The task: Select lines where the word "Nehalem" appears.

+++ Dataset +++

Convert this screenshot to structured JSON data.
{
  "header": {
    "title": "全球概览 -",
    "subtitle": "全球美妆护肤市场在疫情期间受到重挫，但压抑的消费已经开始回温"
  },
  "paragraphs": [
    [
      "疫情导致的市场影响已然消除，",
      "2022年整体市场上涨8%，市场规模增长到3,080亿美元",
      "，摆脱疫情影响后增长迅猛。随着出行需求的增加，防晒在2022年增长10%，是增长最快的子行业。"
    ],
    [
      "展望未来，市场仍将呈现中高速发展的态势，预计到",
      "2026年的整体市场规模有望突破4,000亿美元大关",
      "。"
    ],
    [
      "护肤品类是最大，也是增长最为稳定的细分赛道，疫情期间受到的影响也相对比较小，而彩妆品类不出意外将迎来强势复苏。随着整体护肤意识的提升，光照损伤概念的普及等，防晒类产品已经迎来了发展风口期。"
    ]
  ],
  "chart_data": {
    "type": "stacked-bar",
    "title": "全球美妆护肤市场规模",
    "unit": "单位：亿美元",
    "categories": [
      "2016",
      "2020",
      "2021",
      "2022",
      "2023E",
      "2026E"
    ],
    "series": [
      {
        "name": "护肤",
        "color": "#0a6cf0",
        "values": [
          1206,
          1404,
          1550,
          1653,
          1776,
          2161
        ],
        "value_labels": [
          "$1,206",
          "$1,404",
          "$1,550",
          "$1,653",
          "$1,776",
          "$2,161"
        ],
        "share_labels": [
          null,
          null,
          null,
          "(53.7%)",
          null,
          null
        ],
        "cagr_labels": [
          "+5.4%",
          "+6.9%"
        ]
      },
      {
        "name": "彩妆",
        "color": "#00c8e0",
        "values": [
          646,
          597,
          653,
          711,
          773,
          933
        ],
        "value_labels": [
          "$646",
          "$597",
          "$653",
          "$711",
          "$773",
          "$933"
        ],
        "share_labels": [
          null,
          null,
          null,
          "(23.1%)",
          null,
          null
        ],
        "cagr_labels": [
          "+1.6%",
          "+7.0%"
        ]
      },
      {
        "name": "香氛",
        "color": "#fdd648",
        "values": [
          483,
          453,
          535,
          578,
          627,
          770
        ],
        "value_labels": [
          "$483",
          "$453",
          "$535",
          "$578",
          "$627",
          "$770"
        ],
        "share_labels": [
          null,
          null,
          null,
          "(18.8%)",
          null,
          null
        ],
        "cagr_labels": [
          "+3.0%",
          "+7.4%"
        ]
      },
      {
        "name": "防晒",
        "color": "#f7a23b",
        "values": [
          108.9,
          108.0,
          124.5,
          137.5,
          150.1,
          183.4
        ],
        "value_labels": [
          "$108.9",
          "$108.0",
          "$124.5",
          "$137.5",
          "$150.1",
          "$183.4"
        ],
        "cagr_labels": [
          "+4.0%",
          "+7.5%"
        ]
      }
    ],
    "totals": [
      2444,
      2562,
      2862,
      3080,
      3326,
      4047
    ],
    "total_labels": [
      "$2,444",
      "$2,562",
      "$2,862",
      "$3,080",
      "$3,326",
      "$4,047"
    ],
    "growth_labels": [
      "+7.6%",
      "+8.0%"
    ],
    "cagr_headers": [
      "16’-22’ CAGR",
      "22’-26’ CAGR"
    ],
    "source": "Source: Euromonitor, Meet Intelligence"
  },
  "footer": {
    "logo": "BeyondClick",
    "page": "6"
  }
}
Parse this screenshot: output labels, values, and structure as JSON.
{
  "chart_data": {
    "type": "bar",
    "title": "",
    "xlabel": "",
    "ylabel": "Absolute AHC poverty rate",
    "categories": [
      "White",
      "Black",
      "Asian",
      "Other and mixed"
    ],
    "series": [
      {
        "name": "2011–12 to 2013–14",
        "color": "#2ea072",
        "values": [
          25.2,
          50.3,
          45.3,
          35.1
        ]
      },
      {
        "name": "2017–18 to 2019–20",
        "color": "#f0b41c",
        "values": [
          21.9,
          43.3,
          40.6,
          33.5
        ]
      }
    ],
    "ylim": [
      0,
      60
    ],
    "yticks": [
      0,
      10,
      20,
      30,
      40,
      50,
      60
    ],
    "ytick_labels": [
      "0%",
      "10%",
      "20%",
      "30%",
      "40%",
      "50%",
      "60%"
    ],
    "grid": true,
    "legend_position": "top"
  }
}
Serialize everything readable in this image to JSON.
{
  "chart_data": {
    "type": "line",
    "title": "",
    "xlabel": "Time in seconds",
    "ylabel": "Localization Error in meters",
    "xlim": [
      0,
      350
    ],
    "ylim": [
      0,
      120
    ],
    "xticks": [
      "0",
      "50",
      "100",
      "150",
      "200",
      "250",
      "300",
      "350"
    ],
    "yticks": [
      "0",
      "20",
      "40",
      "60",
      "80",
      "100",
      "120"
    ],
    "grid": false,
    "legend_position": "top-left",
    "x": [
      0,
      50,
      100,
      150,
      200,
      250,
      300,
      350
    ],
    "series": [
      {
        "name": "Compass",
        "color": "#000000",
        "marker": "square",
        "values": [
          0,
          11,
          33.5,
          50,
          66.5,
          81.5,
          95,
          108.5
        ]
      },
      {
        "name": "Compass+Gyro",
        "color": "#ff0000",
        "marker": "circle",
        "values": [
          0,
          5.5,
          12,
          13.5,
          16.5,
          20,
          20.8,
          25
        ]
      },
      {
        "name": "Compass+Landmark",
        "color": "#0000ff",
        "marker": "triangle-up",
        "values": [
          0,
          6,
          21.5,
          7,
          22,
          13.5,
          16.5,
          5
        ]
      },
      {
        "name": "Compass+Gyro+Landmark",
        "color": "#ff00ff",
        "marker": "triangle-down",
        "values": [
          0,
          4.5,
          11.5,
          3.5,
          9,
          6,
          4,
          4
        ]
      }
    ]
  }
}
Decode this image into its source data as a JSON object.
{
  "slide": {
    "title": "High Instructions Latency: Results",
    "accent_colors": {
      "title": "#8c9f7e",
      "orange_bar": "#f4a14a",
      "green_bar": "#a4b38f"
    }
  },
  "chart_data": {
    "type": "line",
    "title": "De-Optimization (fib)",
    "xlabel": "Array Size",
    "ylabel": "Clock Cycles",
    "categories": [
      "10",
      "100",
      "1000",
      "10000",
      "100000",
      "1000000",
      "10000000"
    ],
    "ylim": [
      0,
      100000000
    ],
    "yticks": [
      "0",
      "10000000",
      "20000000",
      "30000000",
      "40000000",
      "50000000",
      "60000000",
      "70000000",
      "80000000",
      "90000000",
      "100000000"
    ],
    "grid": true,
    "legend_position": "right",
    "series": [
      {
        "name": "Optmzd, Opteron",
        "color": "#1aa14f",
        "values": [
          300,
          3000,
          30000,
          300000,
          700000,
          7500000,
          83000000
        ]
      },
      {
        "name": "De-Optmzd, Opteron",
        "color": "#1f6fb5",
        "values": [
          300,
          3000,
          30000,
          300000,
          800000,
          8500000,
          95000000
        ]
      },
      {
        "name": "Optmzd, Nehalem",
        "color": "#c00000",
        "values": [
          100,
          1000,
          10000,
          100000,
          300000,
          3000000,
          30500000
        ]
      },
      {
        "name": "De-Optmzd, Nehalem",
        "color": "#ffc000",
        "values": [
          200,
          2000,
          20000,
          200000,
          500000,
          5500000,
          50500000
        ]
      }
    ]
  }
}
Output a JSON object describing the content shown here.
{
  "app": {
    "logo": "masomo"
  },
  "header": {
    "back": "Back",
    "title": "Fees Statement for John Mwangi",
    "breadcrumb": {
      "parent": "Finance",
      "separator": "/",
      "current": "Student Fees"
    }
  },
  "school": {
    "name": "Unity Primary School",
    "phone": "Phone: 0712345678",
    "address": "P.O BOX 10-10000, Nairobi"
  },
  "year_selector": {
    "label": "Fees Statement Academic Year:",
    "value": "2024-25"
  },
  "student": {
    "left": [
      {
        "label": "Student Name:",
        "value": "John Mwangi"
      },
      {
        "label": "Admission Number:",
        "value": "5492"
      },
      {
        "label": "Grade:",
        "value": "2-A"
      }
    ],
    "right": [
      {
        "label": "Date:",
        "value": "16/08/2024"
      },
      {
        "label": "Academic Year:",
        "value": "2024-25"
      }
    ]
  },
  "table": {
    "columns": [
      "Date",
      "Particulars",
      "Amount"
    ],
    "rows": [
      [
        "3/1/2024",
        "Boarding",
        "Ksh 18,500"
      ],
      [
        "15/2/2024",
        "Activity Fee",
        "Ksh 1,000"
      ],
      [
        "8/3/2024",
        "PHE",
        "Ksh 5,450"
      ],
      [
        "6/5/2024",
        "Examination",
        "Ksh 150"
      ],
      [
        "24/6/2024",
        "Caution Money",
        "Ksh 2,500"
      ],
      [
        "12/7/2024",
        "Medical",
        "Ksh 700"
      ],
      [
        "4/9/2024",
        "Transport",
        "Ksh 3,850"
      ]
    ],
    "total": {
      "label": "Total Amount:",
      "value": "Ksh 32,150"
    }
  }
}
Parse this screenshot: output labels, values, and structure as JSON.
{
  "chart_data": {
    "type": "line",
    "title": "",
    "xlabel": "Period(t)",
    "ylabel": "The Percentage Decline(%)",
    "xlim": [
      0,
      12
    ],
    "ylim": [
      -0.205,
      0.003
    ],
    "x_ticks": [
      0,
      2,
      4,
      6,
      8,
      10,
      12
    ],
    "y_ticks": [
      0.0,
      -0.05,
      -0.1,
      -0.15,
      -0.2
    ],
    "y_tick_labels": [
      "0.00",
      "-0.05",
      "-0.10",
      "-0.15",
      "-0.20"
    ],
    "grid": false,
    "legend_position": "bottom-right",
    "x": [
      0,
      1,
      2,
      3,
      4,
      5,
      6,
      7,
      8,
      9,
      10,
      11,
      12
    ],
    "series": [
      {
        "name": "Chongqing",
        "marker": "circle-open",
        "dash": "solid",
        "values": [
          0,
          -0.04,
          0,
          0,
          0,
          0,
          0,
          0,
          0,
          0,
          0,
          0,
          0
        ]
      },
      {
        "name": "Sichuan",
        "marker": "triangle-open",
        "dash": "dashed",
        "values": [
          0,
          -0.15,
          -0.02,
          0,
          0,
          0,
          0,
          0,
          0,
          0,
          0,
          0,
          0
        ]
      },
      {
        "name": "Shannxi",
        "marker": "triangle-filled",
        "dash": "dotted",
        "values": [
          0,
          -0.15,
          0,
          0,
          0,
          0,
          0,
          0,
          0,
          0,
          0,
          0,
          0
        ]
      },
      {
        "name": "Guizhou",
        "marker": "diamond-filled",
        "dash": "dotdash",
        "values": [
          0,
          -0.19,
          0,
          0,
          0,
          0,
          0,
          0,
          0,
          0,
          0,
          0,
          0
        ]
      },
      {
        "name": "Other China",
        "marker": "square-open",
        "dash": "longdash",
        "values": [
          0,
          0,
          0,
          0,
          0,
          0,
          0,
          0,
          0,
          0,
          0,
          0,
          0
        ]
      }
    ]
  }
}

+++

The answer:
        "name": "Optmzd, Nehalem",
        "name": "De-Optmzd, Nehalem",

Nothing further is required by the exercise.